__Task to complete__
Write out each entry, exactly the way it appears.

— begin Available data —

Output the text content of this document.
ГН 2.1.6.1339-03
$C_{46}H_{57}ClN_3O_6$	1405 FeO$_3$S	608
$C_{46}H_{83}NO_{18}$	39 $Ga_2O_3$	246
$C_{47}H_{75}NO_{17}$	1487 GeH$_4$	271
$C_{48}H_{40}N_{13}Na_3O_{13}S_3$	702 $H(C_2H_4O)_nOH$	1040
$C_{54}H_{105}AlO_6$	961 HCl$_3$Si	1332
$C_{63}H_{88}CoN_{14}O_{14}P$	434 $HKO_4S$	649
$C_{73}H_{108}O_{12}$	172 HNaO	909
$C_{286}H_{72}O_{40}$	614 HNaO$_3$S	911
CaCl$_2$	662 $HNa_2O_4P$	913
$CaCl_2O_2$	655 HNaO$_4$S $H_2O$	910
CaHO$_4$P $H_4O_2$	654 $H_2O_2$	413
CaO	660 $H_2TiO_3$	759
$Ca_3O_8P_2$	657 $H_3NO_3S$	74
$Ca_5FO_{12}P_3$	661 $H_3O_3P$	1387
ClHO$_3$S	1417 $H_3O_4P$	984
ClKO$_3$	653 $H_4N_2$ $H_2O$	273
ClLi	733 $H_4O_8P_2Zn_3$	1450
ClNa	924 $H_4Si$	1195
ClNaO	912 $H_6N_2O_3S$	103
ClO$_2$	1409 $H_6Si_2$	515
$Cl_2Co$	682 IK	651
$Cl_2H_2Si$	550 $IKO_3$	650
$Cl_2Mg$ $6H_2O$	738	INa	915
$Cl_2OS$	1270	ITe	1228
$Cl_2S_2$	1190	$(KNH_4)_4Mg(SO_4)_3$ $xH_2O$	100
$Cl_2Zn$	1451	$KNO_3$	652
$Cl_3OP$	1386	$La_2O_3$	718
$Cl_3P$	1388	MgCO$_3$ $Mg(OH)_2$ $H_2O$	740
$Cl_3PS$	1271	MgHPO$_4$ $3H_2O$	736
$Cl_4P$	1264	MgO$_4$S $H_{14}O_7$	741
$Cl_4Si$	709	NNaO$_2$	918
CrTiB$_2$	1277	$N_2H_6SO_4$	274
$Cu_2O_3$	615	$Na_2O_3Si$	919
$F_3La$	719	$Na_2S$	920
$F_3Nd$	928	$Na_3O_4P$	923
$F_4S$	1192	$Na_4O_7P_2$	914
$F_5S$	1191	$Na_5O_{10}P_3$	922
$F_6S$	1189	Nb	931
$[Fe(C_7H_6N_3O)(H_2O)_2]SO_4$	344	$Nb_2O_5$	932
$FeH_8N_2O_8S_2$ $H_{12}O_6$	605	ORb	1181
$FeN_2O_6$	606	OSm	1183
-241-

— end Available data —

__Result__
Output the text content of this document.
ГН 2.1.6.1339-03
$C_{46}H_{57}ClN_3O_6$	1405 FeO$_3$S	608
$C_{46}H_{83}NO_{18}$	39 $Ga_2O_3$	246
$C_{47}H_{75}NO_{17}$	1487 GeH$_4$	271
$C_{48}H_{40}N_{13}Na_3O_{13}S_3$	702 $H(C_2H_4O)_nOH$	1040
$C_{54}H_{105}AlO_6$	961 HCl$_3$Si	1332
$C_{63}H_{88}CoN_{14}O_{14}P$	434 $HKO_4S$	649
$C_{73}H_{108}O_{12}$	172 HNaO	909
$C_{286}H_{72}O_{40}$	614 HNaO$_3$S	911
CaCl$_2$	662 $HNa_2O_4P$	913
$CaCl_2O_2$	655 HNaO$_4$S $H_2O$	910
CaHO$_4$P $H_4O_2$	654 $H_2O_2$	413
CaO	660 $H_2TiO_3$	759
$Ca_3O_8P_2$	657 $H_3NO_3S$	74
$Ca_5FO_{12}P_3$	661 $H_3O_3P$	1387
ClHO$_3$S	1417 $H_3O_4P$	984
ClKO$_3$	653 $H_4N_2$ $H_2O$	273
ClLi	733 $H_4O_8P_2Zn_3$	1450
ClNa	924 $H_4Si$	1195
ClNaO	912 $H_6N_2O_3S$	103
ClO$_2$	1409 $H_6Si_2$	515
$Cl_2Co$	682 IK	651
$Cl_2H_2Si$	550 $IKO_3$	650
$Cl_2Mg$ $6H_2O$	738	INa	915
$Cl_2OS$	1270	ITe	1228
$Cl_2S_2$	1190	$(KNH_4)_4Mg(SO_4)_3$ $xH_2O$	100
$Cl_2Zn$	1451	$KNO_3$	652
$Cl_3OP$	1386	$La_2O_3$	718
$Cl_3P$	1388	MgCO$_3$ $Mg(OH)_2$ $H_2O$	740
$Cl_3PS$	1271	MgHPO$_4$ $3H_2O$	736
$Cl_4P$	1264	MgO$_4$S $H_{14}O_7$	741
$Cl_4Si$	709	NNaO$_2$	918
CrTiB$_2$	1277	$N_2H_6SO_4$	274
$Cu_2O_3$	615	$Na_2O_3Si$	919
$F_3La$	719	$Na_2S$	920
$F_3Nd$	928	$Na_3O_4P$	923
$F_4S$	1192	$Na_4O_7P_2$	914
$F_5S$	1191	$Na_5O_{10}P_3$	922
$F_6S$	1189	Nb	931
$[Fe(C_7H_6N_3O)(H_2O)_2]SO_4$	344	$Nb_2O_5$	932
$FeH_8N_2O_8S_2$ $H_{12}O_6$	605	ORb	1181
$FeN_2O_6$	606	OSm	1183
-241-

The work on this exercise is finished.